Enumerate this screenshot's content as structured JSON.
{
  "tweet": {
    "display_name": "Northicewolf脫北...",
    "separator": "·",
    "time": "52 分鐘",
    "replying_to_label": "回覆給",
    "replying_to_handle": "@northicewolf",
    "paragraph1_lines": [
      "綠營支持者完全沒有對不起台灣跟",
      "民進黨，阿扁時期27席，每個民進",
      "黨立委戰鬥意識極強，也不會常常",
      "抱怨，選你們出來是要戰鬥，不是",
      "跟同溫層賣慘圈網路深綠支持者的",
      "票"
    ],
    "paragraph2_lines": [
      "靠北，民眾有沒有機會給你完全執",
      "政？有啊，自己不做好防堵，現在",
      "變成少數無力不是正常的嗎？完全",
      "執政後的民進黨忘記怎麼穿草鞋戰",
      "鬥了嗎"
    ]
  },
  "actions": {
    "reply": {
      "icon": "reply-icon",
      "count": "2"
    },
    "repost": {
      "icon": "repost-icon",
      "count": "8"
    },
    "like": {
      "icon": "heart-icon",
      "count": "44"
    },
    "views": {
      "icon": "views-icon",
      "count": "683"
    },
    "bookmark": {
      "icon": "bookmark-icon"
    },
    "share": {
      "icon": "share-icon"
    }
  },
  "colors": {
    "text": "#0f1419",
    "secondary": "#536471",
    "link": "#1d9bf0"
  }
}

==========

→ **Problem description**
Nothing in the listing may be changed; retype it all exactly.

→ **Output of the exercise**
Enumerate this screenshot's content as structured JSON.
{
  "tweet": {
    "display_name": "Northicewolf脫北...",
    "separator": "·",
    "time": "52 分鐘",
    "replying_to_label": "回覆給",
    "replying_to_handle": "@northicewolf",
    "paragraph1_lines": [
      "綠營支持者完全沒有對不起台灣跟",
      "民進黨，阿扁時期27席，每個民進",
      "黨立委戰鬥意識極強，也不會常常",
      "抱怨，選你們出來是要戰鬥，不是",
      "跟同溫層賣慘圈網路深綠支持者的",
      "票"
    ],
    "paragraph2_lines": [
      "靠北，民眾有沒有機會給你完全執",
      "政？有啊，自己不做好防堵，現在",
      "變成少數無力不是正常的嗎？完全",
      "執政後的民進黨忘記怎麼穿草鞋戰",
      "鬥了嗎"
    ]
  },
  "actions": {
    "reply": {
      "icon": "reply-icon",
      "count": "2"
    },
    "repost": {
      "icon": "repost-icon",
      "count": "8"
    },
    "like": {
      "icon": "heart-icon",
      "count": "44"
    },
    "views": {
      "icon": "views-icon",
      "count": "683"
    },
    "bookmark": {
      "icon": "bookmark-icon"
    },
    "share": {
      "icon": "share-icon"
    }
  },
  "colors": {
    "text": "#0f1419",
    "secondary": "#536471",
    "link": "#1d9bf0"
  }
}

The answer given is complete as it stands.